Start of Data to process
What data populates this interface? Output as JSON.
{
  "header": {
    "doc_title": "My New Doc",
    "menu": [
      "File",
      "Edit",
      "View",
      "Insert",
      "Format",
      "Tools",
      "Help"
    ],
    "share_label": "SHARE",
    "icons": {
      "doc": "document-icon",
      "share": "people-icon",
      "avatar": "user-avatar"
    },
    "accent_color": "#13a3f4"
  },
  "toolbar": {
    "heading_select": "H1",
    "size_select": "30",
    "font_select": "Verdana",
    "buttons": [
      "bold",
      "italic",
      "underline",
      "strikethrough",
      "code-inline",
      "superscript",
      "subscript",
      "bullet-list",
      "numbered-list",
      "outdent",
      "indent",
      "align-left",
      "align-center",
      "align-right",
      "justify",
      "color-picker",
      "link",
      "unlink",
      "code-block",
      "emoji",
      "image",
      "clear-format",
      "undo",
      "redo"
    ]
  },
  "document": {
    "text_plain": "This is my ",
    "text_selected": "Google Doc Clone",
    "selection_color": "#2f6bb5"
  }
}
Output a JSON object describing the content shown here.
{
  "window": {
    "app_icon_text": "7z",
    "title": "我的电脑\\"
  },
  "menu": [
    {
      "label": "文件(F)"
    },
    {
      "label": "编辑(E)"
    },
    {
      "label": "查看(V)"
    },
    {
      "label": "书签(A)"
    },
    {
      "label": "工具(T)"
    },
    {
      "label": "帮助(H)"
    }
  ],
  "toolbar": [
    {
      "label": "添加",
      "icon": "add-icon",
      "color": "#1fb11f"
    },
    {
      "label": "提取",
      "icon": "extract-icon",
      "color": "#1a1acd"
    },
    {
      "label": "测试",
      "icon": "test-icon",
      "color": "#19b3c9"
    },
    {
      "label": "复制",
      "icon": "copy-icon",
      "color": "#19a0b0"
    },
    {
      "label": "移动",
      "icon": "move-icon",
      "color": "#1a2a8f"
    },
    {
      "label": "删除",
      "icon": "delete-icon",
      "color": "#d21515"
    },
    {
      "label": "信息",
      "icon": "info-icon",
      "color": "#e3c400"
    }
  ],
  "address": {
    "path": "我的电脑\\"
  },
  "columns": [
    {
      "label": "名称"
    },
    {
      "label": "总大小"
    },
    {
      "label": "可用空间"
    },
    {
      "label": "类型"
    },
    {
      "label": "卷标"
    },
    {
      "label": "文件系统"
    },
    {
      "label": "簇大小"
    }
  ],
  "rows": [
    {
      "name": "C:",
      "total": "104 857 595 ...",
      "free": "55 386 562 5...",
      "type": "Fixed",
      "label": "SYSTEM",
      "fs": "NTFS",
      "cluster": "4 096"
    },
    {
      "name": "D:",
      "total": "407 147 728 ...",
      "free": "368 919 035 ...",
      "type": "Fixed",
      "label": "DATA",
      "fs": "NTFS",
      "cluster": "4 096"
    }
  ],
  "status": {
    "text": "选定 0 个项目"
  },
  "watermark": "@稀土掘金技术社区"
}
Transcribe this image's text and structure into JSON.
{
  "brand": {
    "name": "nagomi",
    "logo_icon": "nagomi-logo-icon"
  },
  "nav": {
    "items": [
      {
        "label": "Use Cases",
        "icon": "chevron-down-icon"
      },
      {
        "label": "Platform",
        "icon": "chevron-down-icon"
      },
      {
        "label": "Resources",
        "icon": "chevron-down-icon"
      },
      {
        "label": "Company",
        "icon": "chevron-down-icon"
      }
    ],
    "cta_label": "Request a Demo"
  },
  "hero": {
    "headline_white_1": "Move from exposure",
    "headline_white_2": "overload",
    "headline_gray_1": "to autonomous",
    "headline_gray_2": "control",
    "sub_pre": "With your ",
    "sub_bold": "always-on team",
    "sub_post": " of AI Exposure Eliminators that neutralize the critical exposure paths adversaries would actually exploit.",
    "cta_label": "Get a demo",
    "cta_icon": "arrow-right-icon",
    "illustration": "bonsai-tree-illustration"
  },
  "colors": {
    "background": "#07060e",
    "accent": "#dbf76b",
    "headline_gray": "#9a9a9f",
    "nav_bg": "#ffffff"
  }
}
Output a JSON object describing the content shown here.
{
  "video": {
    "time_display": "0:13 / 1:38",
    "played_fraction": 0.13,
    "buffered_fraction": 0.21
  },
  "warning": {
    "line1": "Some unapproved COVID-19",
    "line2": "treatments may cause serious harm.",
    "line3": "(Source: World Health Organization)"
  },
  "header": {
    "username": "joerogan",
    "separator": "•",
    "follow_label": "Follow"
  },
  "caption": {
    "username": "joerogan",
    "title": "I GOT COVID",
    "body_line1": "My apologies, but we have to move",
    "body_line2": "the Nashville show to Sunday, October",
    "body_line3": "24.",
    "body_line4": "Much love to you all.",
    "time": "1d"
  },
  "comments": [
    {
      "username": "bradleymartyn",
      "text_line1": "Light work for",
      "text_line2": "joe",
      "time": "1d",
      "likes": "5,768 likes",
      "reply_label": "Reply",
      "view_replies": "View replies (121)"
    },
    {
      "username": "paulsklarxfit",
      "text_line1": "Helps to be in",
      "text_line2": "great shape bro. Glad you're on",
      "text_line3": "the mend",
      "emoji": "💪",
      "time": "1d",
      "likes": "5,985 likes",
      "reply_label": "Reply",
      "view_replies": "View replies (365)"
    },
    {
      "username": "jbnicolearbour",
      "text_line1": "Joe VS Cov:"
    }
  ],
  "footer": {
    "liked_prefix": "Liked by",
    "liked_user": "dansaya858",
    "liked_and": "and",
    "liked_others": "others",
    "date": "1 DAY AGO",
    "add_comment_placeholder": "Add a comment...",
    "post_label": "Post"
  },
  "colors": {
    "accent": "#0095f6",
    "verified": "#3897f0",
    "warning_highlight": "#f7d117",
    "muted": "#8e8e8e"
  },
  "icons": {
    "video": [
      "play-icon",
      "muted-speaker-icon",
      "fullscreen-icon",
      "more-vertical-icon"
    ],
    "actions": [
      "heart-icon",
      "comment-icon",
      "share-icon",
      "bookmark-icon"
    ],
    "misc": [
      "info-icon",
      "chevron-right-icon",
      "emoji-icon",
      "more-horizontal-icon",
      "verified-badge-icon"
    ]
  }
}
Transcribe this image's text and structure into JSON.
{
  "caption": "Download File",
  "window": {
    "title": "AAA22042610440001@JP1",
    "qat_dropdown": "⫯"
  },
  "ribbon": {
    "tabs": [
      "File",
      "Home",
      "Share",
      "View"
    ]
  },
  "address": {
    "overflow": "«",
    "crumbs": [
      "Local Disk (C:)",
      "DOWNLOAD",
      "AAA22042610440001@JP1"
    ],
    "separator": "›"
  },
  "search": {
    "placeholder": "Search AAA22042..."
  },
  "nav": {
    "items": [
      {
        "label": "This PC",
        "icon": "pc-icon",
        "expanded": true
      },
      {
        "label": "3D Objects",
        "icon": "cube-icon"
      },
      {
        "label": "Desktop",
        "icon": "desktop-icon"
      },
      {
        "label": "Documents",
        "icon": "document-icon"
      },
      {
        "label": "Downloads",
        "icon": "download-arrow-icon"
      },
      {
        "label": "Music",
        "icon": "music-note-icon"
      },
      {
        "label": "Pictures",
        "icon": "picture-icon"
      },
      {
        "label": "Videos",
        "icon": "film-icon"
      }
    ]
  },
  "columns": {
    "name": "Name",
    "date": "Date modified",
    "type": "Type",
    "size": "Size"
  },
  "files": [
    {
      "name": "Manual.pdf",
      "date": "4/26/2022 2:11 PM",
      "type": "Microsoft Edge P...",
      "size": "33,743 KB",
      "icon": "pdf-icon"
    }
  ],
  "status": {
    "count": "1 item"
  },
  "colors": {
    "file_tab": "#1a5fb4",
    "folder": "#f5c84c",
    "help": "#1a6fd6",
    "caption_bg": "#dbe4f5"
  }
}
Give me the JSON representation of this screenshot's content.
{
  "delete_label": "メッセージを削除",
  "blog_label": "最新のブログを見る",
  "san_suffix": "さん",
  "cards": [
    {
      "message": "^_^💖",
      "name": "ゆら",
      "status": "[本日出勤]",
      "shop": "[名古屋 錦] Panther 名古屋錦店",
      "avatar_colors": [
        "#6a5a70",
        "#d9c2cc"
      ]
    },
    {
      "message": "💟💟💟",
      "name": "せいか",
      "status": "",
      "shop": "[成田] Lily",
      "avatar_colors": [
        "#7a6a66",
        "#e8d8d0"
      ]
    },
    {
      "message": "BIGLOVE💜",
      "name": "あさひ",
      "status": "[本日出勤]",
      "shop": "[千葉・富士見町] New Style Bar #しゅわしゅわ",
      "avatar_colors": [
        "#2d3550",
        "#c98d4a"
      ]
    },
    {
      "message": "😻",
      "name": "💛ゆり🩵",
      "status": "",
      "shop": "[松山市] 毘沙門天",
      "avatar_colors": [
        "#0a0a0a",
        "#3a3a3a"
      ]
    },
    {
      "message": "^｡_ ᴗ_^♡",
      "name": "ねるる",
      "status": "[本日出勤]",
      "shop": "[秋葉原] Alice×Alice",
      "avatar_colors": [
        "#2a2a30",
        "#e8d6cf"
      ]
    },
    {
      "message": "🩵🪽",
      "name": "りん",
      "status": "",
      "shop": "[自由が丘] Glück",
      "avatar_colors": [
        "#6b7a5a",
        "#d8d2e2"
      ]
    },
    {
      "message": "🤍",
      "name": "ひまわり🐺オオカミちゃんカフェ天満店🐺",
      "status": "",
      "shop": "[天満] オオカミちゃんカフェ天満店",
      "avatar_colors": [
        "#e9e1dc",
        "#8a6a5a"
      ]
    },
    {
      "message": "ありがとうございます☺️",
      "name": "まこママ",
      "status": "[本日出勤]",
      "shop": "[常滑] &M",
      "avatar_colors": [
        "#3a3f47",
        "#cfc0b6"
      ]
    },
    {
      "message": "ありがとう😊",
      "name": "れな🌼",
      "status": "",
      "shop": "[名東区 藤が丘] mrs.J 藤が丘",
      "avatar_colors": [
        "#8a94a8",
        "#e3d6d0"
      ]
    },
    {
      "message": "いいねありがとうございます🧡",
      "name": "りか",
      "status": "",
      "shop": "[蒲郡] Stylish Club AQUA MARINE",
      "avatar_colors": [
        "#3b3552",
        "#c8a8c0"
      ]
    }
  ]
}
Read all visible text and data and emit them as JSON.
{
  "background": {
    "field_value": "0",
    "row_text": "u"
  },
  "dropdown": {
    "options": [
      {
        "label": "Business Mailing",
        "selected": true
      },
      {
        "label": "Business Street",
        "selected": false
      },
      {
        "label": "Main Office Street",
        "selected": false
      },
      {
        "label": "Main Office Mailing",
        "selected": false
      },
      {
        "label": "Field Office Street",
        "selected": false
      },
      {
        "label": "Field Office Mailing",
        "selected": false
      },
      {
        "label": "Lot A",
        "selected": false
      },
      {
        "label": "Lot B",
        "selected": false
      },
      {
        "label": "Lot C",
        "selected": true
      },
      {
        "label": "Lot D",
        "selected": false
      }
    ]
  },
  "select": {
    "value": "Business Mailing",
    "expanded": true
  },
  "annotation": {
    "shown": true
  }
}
End of Data to process
Please quote exactly the lines from the one containing "Read all visible" through the last line of the records above, both included, and nothing else.

Output for this exercise —
Read all visible text and data and emit them as JSON.
{
  "background": {
    "field_value": "0",
    "row_text": "u"
  },
  "dropdown": {
    "options": [
      {
        "label": "Business Mailing",
        "selected": true
      },
      {
        "label": "Business Street",
        "selected": false
      },
      {
        "label": "Main Office Street",
        "selected": false
      },
      {
        "label": "Main Office Mailing",
        "selected": false
      },
      {
        "label": "Field Office Street",
        "selected": false
      },
      {
        "label": "Field Office Mailing",
        "selected": false
      },
      {
        "label": "Lot A",
        "selected": false
      },
      {
        "label": "Lot B",
        "selected": false
      },
      {
        "label": "Lot C",
        "selected": true
      },
      {
        "label": "Lot D",
        "selected": false
      }
    ]
  },
  "select": {
    "value": "Business Mailing",
    "expanded": true
  },
  "annotation": {
    "shown": true
  }
}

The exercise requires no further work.